---------- Stored data ----------

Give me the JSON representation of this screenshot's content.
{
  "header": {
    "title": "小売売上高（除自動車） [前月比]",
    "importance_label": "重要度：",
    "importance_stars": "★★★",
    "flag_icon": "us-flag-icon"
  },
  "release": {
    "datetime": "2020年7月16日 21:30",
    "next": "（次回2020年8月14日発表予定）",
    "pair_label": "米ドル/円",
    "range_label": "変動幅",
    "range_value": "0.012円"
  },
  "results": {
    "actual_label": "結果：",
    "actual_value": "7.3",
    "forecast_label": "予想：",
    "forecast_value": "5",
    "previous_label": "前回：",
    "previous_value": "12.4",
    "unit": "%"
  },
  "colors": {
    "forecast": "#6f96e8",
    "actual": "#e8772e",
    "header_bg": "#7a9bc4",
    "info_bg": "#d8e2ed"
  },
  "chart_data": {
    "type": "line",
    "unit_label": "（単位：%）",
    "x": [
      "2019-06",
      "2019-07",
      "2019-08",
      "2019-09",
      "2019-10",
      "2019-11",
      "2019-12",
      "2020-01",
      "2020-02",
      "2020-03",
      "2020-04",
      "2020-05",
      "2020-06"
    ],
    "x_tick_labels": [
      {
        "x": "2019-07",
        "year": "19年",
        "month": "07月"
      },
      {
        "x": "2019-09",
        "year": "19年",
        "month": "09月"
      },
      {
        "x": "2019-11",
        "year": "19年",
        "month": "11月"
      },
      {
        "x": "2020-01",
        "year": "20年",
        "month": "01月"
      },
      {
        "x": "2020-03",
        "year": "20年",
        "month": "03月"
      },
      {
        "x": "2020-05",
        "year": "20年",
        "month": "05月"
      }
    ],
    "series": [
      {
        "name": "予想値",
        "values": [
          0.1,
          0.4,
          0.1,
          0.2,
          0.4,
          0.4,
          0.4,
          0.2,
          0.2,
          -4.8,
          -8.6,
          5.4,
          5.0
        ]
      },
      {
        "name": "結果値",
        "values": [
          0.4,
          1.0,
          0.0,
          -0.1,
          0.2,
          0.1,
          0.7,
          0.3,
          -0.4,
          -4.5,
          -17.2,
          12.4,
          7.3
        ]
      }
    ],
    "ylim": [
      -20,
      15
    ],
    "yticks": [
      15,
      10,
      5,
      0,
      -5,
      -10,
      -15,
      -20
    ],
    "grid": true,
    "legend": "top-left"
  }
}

----------

From the listing above, pick out each line where the word "month" appears.

        "month": "07月"
        "month": "09月"
        "month": "11月"
        "month": "01月"
        "month": "03月"
        "month": "05月"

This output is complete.